The entries that follow should be written out exactly.

#####

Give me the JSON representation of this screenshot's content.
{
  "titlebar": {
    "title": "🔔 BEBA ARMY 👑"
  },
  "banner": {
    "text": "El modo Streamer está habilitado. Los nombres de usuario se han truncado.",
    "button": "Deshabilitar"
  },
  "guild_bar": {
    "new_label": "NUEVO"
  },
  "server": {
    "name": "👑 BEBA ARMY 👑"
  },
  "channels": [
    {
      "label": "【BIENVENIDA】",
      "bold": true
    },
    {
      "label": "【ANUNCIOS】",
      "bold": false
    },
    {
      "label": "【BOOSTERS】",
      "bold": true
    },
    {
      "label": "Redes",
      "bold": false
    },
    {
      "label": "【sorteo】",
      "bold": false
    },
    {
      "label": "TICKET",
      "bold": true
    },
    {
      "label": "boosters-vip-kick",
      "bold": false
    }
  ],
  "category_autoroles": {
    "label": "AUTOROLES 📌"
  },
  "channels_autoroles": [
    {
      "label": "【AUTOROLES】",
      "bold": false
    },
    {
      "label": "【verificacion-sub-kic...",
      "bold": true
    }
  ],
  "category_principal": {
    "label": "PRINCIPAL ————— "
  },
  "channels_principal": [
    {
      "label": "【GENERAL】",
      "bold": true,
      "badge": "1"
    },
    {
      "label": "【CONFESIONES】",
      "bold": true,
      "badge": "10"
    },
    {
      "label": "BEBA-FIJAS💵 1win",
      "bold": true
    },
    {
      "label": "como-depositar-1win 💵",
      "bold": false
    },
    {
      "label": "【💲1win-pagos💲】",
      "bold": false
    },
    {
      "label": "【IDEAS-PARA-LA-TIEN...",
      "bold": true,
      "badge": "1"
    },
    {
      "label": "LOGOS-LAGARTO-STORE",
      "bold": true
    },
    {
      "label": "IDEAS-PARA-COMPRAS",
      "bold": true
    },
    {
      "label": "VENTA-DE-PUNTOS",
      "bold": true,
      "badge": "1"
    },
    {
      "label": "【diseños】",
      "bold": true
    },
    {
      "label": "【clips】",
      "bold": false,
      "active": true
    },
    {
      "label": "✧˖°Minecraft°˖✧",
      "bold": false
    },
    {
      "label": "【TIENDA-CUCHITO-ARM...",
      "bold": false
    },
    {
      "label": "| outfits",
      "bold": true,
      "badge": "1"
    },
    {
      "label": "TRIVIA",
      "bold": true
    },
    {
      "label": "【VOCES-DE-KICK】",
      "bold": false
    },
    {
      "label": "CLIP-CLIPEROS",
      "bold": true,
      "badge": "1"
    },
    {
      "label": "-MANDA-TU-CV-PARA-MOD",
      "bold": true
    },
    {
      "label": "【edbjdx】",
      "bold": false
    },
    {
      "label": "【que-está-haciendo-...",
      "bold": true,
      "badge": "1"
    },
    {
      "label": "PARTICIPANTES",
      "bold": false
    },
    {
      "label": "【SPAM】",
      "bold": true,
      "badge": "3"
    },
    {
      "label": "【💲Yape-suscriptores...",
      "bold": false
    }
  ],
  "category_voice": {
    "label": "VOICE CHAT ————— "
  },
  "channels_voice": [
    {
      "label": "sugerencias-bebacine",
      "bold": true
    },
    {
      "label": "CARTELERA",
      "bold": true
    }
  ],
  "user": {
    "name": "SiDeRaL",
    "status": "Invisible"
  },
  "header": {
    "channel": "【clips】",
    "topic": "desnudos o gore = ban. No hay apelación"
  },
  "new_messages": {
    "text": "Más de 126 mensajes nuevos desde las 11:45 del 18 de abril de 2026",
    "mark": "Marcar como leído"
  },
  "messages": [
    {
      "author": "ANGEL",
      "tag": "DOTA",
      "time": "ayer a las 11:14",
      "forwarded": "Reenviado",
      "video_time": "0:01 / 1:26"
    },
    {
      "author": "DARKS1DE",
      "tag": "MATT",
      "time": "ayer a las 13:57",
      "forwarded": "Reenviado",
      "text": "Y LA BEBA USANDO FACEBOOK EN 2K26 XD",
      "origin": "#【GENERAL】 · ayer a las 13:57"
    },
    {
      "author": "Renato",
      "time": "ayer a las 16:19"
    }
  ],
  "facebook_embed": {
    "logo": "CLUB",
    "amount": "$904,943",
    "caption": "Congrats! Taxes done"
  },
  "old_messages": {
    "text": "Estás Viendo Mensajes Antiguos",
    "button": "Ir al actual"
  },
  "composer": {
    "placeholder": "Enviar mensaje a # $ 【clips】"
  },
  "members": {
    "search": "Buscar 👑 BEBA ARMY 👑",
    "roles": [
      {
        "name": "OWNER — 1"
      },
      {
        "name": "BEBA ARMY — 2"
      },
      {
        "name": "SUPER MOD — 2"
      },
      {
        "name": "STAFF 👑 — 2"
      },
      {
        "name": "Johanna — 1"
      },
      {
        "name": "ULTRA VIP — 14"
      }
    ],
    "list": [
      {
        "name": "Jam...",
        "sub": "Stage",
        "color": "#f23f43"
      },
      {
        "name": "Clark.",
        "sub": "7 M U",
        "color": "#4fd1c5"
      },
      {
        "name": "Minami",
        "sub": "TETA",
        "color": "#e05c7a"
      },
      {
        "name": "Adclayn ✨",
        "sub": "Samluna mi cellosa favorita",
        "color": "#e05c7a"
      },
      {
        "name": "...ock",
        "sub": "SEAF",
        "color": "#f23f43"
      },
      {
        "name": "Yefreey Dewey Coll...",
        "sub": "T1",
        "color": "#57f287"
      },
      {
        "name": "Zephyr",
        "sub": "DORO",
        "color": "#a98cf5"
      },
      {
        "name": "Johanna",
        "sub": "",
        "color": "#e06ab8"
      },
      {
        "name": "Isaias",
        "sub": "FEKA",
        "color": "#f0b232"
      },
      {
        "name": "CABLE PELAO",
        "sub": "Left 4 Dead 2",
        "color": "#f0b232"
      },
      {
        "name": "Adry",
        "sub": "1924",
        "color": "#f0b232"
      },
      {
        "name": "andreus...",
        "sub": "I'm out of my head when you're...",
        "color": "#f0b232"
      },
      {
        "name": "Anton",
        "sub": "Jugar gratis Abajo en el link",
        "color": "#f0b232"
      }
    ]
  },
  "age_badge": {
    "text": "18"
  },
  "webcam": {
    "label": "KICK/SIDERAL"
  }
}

#####

*Answer to this task*.
Give me the JSON representation of this screenshot's content.
{
  "titlebar": {
    "title": "🔔 BEBA ARMY 👑"
  },
  "banner": {
    "text": "El modo Streamer está habilitado. Los nombres de usuario se han truncado.",
    "button": "Deshabilitar"
  },
  "guild_bar": {
    "new_label": "NUEVO"
  },
  "server": {
    "name": "👑 BEBA ARMY 👑"
  },
  "channels": [
    {
      "label": "【BIENVENIDA】",
      "bold": true
    },
    {
      "label": "【ANUNCIOS】",
      "bold": false
    },
    {
      "label": "【BOOSTERS】",
      "bold": true
    },
    {
      "label": "Redes",
      "bold": false
    },
    {
      "label": "【sorteo】",
      "bold": false
    },
    {
      "label": "TICKET",
      "bold": true
    },
    {
      "label": "boosters-vip-kick",
      "bold": false
    }
  ],
  "category_autoroles": {
    "label": "AUTOROLES 📌"
  },
  "channels_autoroles": [
    {
      "label": "【AUTOROLES】",
      "bold": false
    },
    {
      "label": "【verificacion-sub-kic...",
      "bold": true
    }
  ],
  "category_principal": {
    "label": "PRINCIPAL ————— "
  },
  "channels_principal": [
    {
      "label": "【GENERAL】",
      "bold": true,
      "badge": "1"
    },
    {
      "label": "【CONFESIONES】",
      "bold": true,
      "badge": "10"
    },
    {
      "label": "BEBA-FIJAS💵 1win",
      "bold": true
    },
    {
      "label": "como-depositar-1win 💵",
      "bold": false
    },
    {
      "label": "【💲1win-pagos💲】",
      "bold": false
    },
    {
      "label": "【IDEAS-PARA-LA-TIEN...",
      "bold": true,
      "badge": "1"
    },
    {
      "label": "LOGOS-LAGARTO-STORE",
      "bold": true
    },
    {
      "label": "IDEAS-PARA-COMPRAS",
      "bold": true
    },
    {
      "label": "VENTA-DE-PUNTOS",
      "bold": true,
      "badge": "1"
    },
    {
      "label": "【diseños】",
      "bold": true
    },
    {
      "label": "【clips】",
      "bold": false,
      "active": true
    },
    {
      "label": "✧˖°Minecraft°˖✧",
      "bold": false
    },
    {
      "label": "【TIENDA-CUCHITO-ARM...",
      "bold": false
    },
    {
      "label": "| outfits",
      "bold": true,
      "badge": "1"
    },
    {
      "label": "TRIVIA",
      "bold": true
    },
    {
      "label": "【VOCES-DE-KICK】",
      "bold": false
    },
    {
      "label": "CLIP-CLIPEROS",
      "bold": true,
      "badge": "1"
    },
    {
      "label": "-MANDA-TU-CV-PARA-MOD",
      "bold": true
    },
    {
      "label": "【edbjdx】",
      "bold": false
    },
    {
      "label": "【que-está-haciendo-...",
      "bold": true,
      "badge": "1"
    },
    {
      "label": "PARTICIPANTES",
      "bold": false
    },
    {
      "label": "【SPAM】",
      "bold": true,
      "badge": "3"
    },
    {
      "label": "【💲Yape-suscriptores...",
      "bold": false
    }
  ],
  "category_voice": {
    "label": "VOICE CHAT ————— "
  },
  "channels_voice": [
    {
      "label": "sugerencias-bebacine",
      "bold": true
    },
    {
      "label": "CARTELERA",
      "bold": true
    }
  ],
  "user": {
    "name": "SiDeRaL",
    "status": "Invisible"
  },
  "header": {
    "channel": "【clips】",
    "topic": "desnudos o gore = ban. No hay apelación"
  },
  "new_messages": {
    "text": "Más de 126 mensajes nuevos desde las 11:45 del 18 de abril de 2026",
    "mark": "Marcar como leído"
  },
  "messages": [
    {
      "author": "ANGEL",
      "tag": "DOTA",
      "time": "ayer a las 11:14",
      "forwarded": "Reenviado",
      "video_time": "0:01 / 1:26"
    },
    {
      "author": "DARKS1DE",
      "tag": "MATT",
      "time": "ayer a las 13:57",
      "forwarded": "Reenviado",
      "text": "Y LA BEBA USANDO FACEBOOK EN 2K26 XD",
      "origin": "#【GENERAL】 · ayer a las 13:57"
    },
    {
      "author": "Renato",
      "time": "ayer a las 16:19"
    }
  ],
  "facebook_embed": {
    "logo": "CLUB",
    "amount": "$904,943",
    "caption": "Congrats! Taxes done"
  },
  "old_messages": {
    "text": "Estás Viendo Mensajes Antiguos",
    "button": "Ir al actual"
  },
  "composer": {
    "placeholder": "Enviar mensaje a # $ 【clips】"
  },
  "members": {
    "search": "Buscar 👑 BEBA ARMY 👑",
    "roles": [
      {
        "name": "OWNER — 1"
      },
      {
        "name": "BEBA ARMY — 2"
      },
      {
        "name": "SUPER MOD — 2"
      },
      {
        "name": "STAFF 👑 — 2"
      },
      {
        "name": "Johanna — 1"
      },
      {
        "name": "ULTRA VIP — 14"
      }
    ],
    "list": [
      {
        "name": "Jam...",
        "sub": "Stage",
        "color": "#f23f43"
      },
      {
        "name": "Clark.",
        "sub": "7 M U",
        "color": "#4fd1c5"
      },
      {
        "name": "Minami",
        "sub": "TETA",
        "color": "#e05c7a"
      },
      {
        "name": "Adclayn ✨",
        "sub": "Samluna mi cellosa favorita",
        "color": "#e05c7a"
      },
      {
        "name": "...ock",
        "sub": "SEAF",
        "color": "#f23f43"
      },
      {
        "name": "Yefreey Dewey Coll...",
        "sub": "T1",
        "color": "#57f287"
      },
      {
        "name": "Zephyr",
        "sub": "DORO",
        "color": "#a98cf5"
      },
      {
        "name": "Johanna",
        "sub": "",
        "color": "#e06ab8"
      },
      {
        "name": "Isaias",
        "sub": "FEKA",
        "color": "#f0b232"
      },
      {
        "name": "CABLE PELAO",
        "sub": "Left 4 Dead 2",
        "color": "#f0b232"
      },
      {
        "name": "Adry",
        "sub": "1924",
        "color": "#f0b232"
      },
      {
        "name": "andreus...",
        "sub": "I'm out of my head when you're...",
        "color": "#f0b232"
      },
      {
        "name": "Anton",
        "sub": "Jugar gratis Abajo en el link",
        "color": "#f0b232"
      }
    ]
  },
  "age_badge": {
    "text": "18"
  },
  "webcam": {
    "label": "KICK/SIDERAL"
  }
}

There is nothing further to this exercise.